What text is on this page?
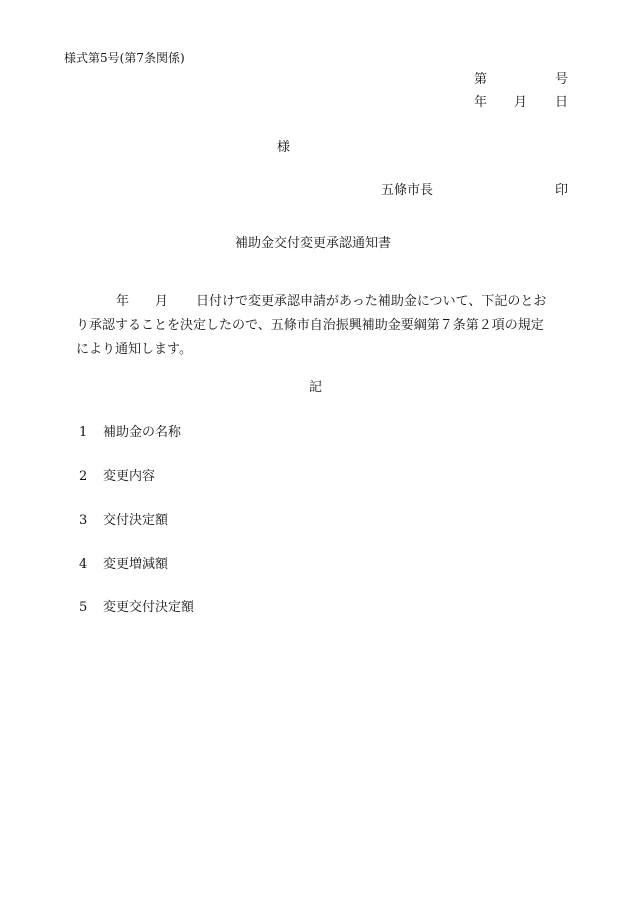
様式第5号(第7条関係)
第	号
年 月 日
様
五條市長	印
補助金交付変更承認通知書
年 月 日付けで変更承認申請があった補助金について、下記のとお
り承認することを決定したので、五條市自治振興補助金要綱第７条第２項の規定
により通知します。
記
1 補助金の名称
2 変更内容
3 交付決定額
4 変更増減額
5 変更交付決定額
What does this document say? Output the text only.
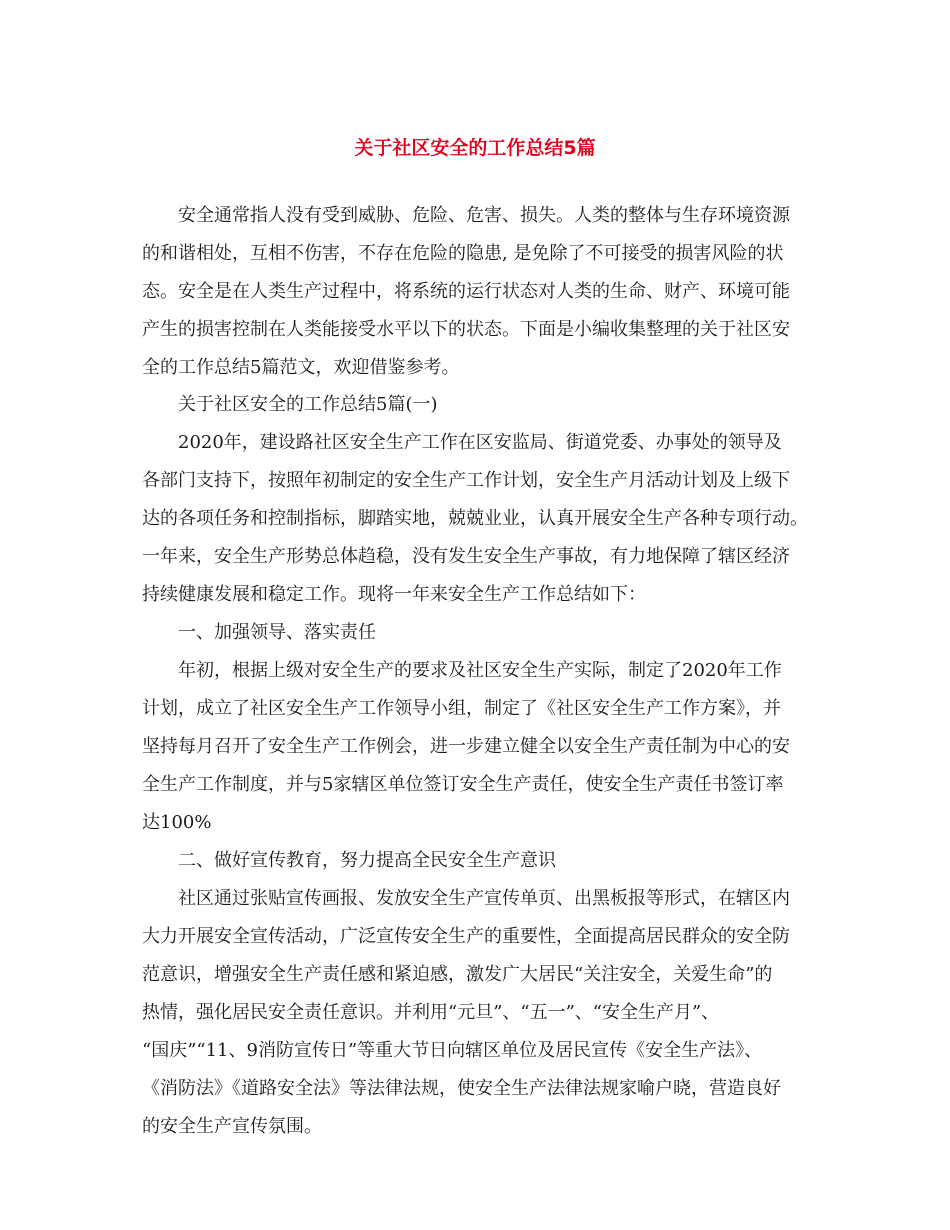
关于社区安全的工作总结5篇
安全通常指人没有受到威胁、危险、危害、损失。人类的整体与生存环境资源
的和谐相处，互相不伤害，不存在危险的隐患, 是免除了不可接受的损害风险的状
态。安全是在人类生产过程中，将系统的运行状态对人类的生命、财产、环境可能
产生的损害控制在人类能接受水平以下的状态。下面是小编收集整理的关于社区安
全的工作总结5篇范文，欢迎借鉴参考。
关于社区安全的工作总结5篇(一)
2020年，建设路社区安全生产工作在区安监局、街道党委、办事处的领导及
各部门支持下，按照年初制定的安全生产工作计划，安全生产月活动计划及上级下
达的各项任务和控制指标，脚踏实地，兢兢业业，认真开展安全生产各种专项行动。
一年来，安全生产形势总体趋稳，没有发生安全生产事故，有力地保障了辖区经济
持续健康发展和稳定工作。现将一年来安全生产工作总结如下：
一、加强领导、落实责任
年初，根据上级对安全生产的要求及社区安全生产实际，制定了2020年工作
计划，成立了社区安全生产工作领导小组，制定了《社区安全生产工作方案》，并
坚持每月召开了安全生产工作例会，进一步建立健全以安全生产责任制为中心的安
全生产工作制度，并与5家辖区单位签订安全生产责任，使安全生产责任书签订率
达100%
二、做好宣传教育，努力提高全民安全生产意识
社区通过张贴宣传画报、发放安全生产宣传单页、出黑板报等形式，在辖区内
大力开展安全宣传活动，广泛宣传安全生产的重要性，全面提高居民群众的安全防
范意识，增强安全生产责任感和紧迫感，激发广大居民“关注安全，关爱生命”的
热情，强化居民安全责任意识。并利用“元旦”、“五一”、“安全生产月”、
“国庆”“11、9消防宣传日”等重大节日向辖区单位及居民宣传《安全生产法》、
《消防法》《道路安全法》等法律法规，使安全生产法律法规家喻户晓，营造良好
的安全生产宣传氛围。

========

Repeat the material above in full and unchanged, minus its images.

What text is on this page?
様式第5号(第7条関係)
第	号
年 月 日
様
五條市長	印
補助金交付変更承認通知書
年 月 日付けで変更承認申請があった補助金について、下記のとお
り承認することを決定したので、五條市自治振興補助金要綱第７条第２項の規定
により通知します。
記
1 補助金の名称
2 変更内容
3 交付決定額
4 変更増減額
5 変更交付決定額
What does this document say? Output the text only.
关于社区安全的工作总结5篇
安全通常指人没有受到威胁、危险、危害、损失。人类的整体与生存环境资源
的和谐相处，互相不伤害，不存在危险的隐患, 是免除了不可接受的损害风险的状
态。安全是在人类生产过程中，将系统的运行状态对人类的生命、财产、环境可能
产生的损害控制在人类能接受水平以下的状态。下面是小编收集整理的关于社区安
全的工作总结5篇范文，欢迎借鉴参考。
关于社区安全的工作总结5篇(一)
2020年，建设路社区安全生产工作在区安监局、街道党委、办事处的领导及
各部门支持下，按照年初制定的安全生产工作计划，安全生产月活动计划及上级下
达的各项任务和控制指标，脚踏实地，兢兢业业，认真开展安全生产各种专项行动。
一年来，安全生产形势总体趋稳，没有发生安全生产事故，有力地保障了辖区经济
持续健康发展和稳定工作。现将一年来安全生产工作总结如下：
一、加强领导、落实责任
年初，根据上级对安全生产的要求及社区安全生产实际，制定了2020年工作
计划，成立了社区安全生产工作领导小组，制定了《社区安全生产工作方案》，并
坚持每月召开了安全生产工作例会，进一步建立健全以安全生产责任制为中心的安
全生产工作制度，并与5家辖区单位签订安全生产责任，使安全生产责任书签订率
达100%
二、做好宣传教育，努力提高全民安全生产意识
社区通过张贴宣传画报、发放安全生产宣传单页、出黑板报等形式，在辖区内
大力开展安全宣传活动，广泛宣传安全生产的重要性，全面提高居民群众的安全防
范意识，增强安全生产责任感和紧迫感，激发广大居民“关注安全，关爱生命”的
热情，强化居民安全责任意识。并利用“元旦”、“五一”、“安全生产月”、
“国庆”“11、9消防宣传日”等重大节日向辖区单位及居民宣传《安全生产法》、
《消防法》《道路安全法》等法律法规，使安全生产法律法规家喻户晓，营造良好
的安全生产宣传氛围。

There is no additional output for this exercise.